What you are asked to do:
Please set down all the lines beneath this one exactly, without the pictures.

Dataset extract:
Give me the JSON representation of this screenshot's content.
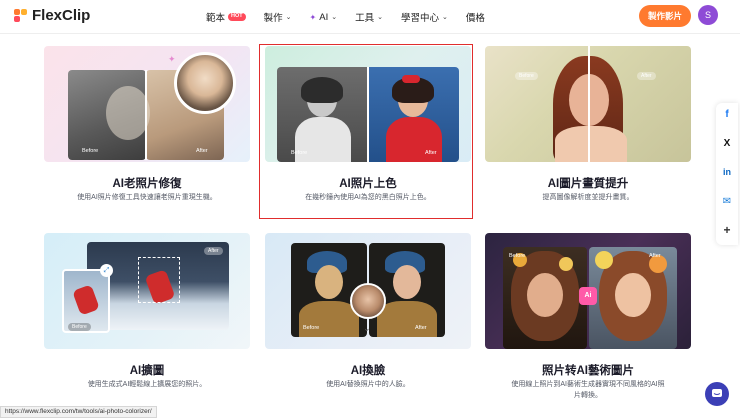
{
  "header": {
    "logo_text": "FlexClip",
    "nav": [
      {
        "label": "範本",
        "badge": "HOT"
      },
      {
        "label": "製作",
        "chevron": true
      },
      {
        "label": "AI",
        "chevron": true,
        "spark": true
      },
      {
        "label": "工具",
        "chevron": true
      },
      {
        "label": "學習中心",
        "chevron": true
      },
      {
        "label": "價格"
      }
    ],
    "cta_label": "製作影片",
    "avatar_letter": "S"
  },
  "cards": [
    {
      "title": "AI老照片修復",
      "desc": "使用AI照片修復工具快速讓老照片重現生機。",
      "before": "Before",
      "after": "After"
    },
    {
      "title": "AI照片上色",
      "desc": "在幾秒鐘內使用AI為您的黑白照片上色。",
      "before": "Before",
      "after": "After"
    },
    {
      "title": "AI圖片畫質提升",
      "desc": "提高圖像解析度並提升畫質。",
      "before": "Before",
      "after": "After"
    },
    {
      "title": "AI擴圖",
      "desc": "使用生成式AI輕鬆線上擴展您的照片。",
      "before": "Before",
      "after": "After"
    },
    {
      "title": "AI換臉",
      "desc": "使用AI替換照片中的人臉。",
      "before": "Before",
      "after": "After"
    },
    {
      "title": "照片转AI藝術圖片",
      "desc_line1": "使用線上照片到AI藝術生成器實現不同風格的AI照",
      "desc_line2": "片轉換。",
      "before": "Before",
      "after": "After",
      "ai_badge": "Ai"
    }
  ],
  "social": [
    "f",
    "X",
    "in",
    "✉",
    "+"
  ],
  "status_url": "https://www.flexclip.com/tw/tools/ai-photo-colorizer/",
  "colors": {
    "accent": "#ff7a2f",
    "highlight": "#e02d2d",
    "avatar": "#8e4bd6",
    "chat": "#3b3fb6"
  }
}
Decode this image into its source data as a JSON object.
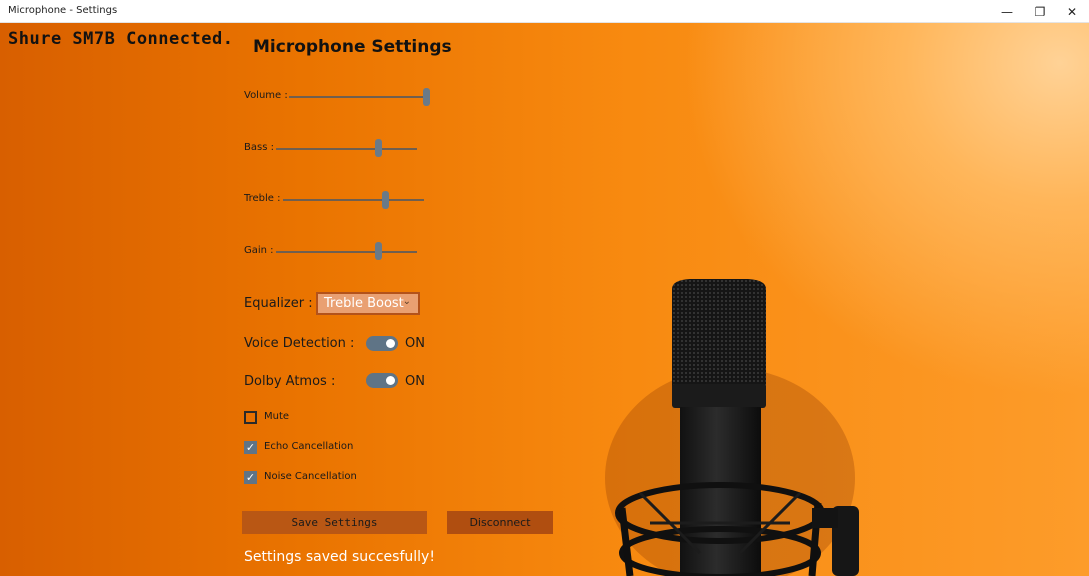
{
  "window": {
    "title": "Microphone - Settings",
    "minimize_icon": "—",
    "restore_icon": "❐",
    "close_icon": "✕"
  },
  "status": "Shure SM7B Connected.",
  "heading": "Microphone Settings",
  "sliders": [
    {
      "label": "Volume :",
      "value": 1.0
    },
    {
      "label": "Bass :",
      "value": 0.74
    },
    {
      "label": "Treble :",
      "value": 0.74
    },
    {
      "label": "Gain :",
      "value": 0.74
    }
  ],
  "equalizer": {
    "label": "Equalizer :",
    "value": "Treble Boost",
    "icon": "chevron-down-icon"
  },
  "toggles": [
    {
      "label": "Voice Detection :",
      "state_text": "ON",
      "on": true
    },
    {
      "label": "Dolby Atmos :",
      "state_text": "ON",
      "on": true
    }
  ],
  "checkboxes": [
    {
      "label": "Mute",
      "checked": false
    },
    {
      "label": "Echo Cancellation",
      "checked": true
    },
    {
      "label": "Noise Cancellation",
      "checked": true
    }
  ],
  "buttons": {
    "save": "Save Settings",
    "disconnect": "Disconnect"
  },
  "message": "Settings saved succesfully!",
  "colors": {
    "accent": "#5f7486",
    "background": "#f07e08",
    "button": "#b95714"
  }
}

Correct response:
Give me the JSON representation of this screenshot's content.
{
  "header": {
    "logo_text": "FlexClip",
    "nav": [
      {
        "label": "範本",
        "badge": "HOT"
      },
      {
        "label": "製作",
        "chevron": true
      },
      {
        "label": "AI",
        "chevron": true,
        "spark": true
      },
      {
        "label": "工具",
        "chevron": true
      },
      {
        "label": "學習中心",
        "chevron": true
      },
      {
        "label": "價格"
      }
    ],
    "cta_label": "製作影片",
    "avatar_letter": "S"
  },
  "cards": [
    {
      "title": "AI老照片修復",
      "desc": "使用AI照片修復工具快速讓老照片重現生機。",
      "before": "Before",
      "after": "After"
    },
    {
      "title": "AI照片上色",
      "desc": "在幾秒鐘內使用AI為您的黑白照片上色。",
      "before": "Before",
      "after": "After"
    },
    {
      "title": "AI圖片畫質提升",
      "desc": "提高圖像解析度並提升畫質。",
      "before": "Before",
      "after": "After"
    },
    {
      "title": "AI擴圖",
      "desc": "使用生成式AI輕鬆線上擴展您的照片。",
      "before": "Before",
      "after": "After"
    },
    {
      "title": "AI換臉",
      "desc": "使用AI替換照片中的人臉。",
      "before": "Before",
      "after": "After"
    },
    {
      "title": "照片转AI藝術圖片",
      "desc_line1": "使用線上照片到AI藝術生成器實現不同風格的AI照",
      "desc_line2": "片轉換。",
      "before": "Before",
      "after": "After",
      "ai_badge": "Ai"
    }
  ],
  "social": [
    "f",
    "X",
    "in",
    "✉",
    "+"
  ],
  "status_url": "https://www.flexclip.com/tw/tools/ai-photo-colorizer/",
  "colors": {
    "accent": "#ff7a2f",
    "highlight": "#e02d2d",
    "avatar": "#8e4bd6",
    "chat": "#3b3fb6"
  }
}
Decode this image into its source data as a JSON object.
{
  "window": {
    "title": "Microphone - Settings",
    "minimize_icon": "—",
    "restore_icon": "❐",
    "close_icon": "✕"
  },
  "status": "Shure SM7B Connected.",
  "heading": "Microphone Settings",
  "sliders": [
    {
      "label": "Volume :",
      "value": 1.0
    },
    {
      "label": "Bass :",
      "value": 0.74
    },
    {
      "label": "Treble :",
      "value": 0.74
    },
    {
      "label": "Gain :",
      "value": 0.74
    }
  ],
  "equalizer": {
    "label": "Equalizer :",
    "value": "Treble Boost",
    "icon": "chevron-down-icon"
  },
  "toggles": [
    {
      "label": "Voice Detection :",
      "state_text": "ON",
      "on": true
    },
    {
      "label": "Dolby Atmos :",
      "state_text": "ON",
      "on": true
    }
  ],
  "checkboxes": [
    {
      "label": "Mute",
      "checked": false
    },
    {
      "label": "Echo Cancellation",
      "checked": true
    },
    {
      "label": "Noise Cancellation",
      "checked": true
    }
  ],
  "buttons": {
    "save": "Save Settings",
    "disconnect": "Disconnect"
  },
  "message": "Settings saved succesfully!",
  "colors": {
    "accent": "#5f7486",
    "background": "#f07e08",
    "button": "#b95714"
  }
}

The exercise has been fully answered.